[START Source material]

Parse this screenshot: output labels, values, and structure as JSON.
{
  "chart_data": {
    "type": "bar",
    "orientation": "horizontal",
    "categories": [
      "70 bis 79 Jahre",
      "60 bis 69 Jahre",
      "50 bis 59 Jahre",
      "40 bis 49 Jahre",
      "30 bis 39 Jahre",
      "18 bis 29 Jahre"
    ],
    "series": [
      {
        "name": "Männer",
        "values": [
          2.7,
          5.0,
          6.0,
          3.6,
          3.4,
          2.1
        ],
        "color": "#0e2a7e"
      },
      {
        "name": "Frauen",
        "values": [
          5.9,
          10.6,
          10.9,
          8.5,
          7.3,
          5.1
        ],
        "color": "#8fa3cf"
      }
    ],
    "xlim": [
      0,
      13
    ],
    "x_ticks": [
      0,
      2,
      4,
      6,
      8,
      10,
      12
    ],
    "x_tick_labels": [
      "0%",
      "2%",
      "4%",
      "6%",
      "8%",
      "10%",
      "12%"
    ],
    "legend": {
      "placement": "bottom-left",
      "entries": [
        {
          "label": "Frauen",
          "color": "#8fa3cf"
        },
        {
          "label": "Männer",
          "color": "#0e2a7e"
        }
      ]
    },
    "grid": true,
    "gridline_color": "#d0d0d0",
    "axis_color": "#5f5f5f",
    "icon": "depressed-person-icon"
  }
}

[END Source material]

> _What you will do_: Copy out each line of the data containing the string "Jahre".

> _Completed exercise_:
      "70 bis 79 Jahre",
      "60 bis 69 Jahre",
      "50 bis 59 Jahre",
      "40 bis 49 Jahre",
      "30 bis 39 Jahre",
      "18 bis 29 Jahre"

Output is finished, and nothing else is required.